→ **PROBLEM STATEMENT**: For the data that follows, report how many lines contain the word "Cholesteryl", and nothing else.

___ MATERIAL FOR THIS TASK

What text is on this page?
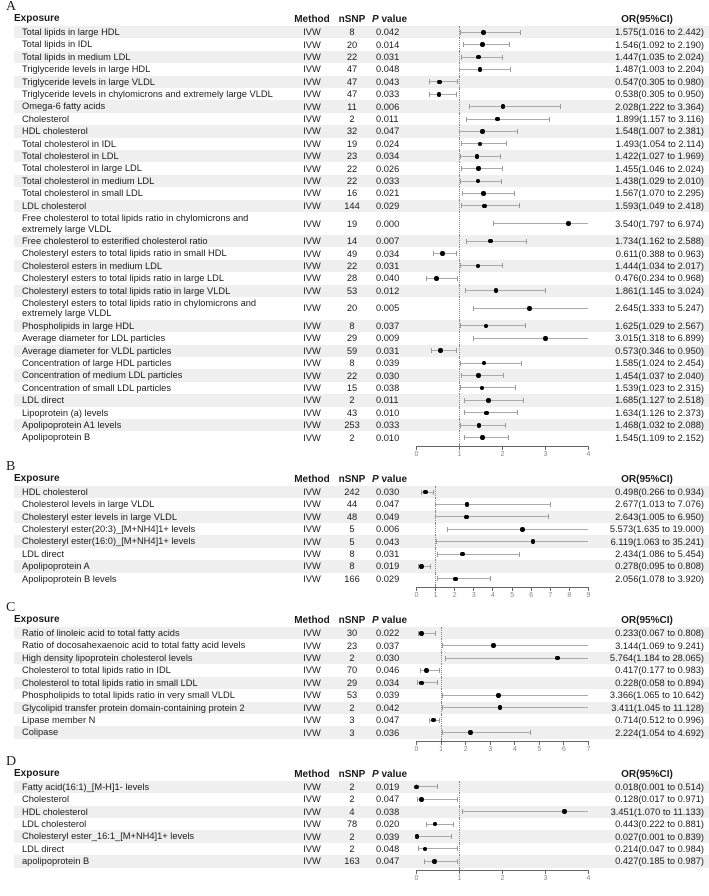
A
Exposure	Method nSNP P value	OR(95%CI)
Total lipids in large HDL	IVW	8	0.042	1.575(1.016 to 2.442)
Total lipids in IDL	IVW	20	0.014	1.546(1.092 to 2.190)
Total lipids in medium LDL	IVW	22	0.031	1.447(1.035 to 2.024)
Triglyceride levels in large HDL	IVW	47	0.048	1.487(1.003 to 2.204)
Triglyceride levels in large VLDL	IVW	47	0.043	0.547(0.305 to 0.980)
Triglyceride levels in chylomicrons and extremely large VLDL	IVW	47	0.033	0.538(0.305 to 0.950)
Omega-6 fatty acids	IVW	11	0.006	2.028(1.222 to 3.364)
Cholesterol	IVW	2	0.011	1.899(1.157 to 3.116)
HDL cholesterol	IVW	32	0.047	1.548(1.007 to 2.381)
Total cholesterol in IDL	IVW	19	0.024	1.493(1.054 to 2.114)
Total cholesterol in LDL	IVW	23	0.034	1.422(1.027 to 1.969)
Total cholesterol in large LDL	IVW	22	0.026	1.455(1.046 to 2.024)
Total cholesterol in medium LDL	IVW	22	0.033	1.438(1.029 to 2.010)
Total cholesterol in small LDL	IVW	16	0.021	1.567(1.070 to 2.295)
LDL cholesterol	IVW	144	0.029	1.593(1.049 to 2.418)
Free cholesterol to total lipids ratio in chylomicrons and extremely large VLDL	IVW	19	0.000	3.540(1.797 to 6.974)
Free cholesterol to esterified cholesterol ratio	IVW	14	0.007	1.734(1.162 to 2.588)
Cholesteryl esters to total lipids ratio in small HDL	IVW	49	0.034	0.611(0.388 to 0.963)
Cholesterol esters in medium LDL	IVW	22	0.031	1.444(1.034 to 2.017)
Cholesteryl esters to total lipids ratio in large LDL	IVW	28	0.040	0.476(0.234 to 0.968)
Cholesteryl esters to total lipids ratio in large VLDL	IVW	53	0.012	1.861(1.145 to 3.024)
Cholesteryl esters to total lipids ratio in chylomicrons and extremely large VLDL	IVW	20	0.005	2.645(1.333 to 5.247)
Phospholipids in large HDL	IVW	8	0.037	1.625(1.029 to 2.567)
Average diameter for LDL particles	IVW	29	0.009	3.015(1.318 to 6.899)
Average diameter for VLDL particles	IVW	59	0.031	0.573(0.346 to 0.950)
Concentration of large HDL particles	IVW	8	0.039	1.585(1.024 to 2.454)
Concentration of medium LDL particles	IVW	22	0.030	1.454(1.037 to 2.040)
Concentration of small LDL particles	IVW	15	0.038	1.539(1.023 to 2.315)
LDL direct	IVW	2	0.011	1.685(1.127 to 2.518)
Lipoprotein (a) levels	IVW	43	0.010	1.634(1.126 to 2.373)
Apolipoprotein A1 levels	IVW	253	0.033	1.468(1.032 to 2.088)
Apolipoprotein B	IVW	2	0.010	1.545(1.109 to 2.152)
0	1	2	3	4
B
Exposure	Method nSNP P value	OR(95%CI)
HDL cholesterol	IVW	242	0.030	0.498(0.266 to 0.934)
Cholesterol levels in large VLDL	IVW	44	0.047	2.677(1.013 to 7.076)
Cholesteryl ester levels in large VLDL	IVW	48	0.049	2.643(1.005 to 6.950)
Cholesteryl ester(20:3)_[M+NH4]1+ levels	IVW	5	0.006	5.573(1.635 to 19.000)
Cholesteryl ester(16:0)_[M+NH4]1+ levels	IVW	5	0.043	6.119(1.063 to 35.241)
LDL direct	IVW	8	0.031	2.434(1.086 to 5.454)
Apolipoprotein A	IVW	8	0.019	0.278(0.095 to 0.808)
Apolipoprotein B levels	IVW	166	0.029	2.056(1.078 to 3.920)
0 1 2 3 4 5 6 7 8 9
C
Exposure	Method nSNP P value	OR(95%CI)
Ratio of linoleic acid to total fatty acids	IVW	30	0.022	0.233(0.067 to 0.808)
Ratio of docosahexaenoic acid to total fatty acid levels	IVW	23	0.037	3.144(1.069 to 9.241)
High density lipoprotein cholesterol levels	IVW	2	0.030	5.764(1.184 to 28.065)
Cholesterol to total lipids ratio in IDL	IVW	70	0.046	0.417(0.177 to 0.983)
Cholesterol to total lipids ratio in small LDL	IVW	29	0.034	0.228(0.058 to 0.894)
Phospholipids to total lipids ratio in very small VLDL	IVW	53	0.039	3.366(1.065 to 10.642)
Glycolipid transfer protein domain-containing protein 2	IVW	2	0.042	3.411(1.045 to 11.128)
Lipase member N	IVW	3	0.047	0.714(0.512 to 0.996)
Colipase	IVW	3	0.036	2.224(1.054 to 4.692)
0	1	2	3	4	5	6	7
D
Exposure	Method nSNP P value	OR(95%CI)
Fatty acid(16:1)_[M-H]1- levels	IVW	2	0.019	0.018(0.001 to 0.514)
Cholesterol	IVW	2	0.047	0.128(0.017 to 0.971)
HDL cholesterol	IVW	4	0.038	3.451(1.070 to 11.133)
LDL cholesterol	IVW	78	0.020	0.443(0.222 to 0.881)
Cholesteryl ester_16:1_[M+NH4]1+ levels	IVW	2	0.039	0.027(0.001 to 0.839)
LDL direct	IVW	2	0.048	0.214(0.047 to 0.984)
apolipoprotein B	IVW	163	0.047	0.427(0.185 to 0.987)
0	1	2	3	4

______

→ **PROBLEM SOLUTION**: 8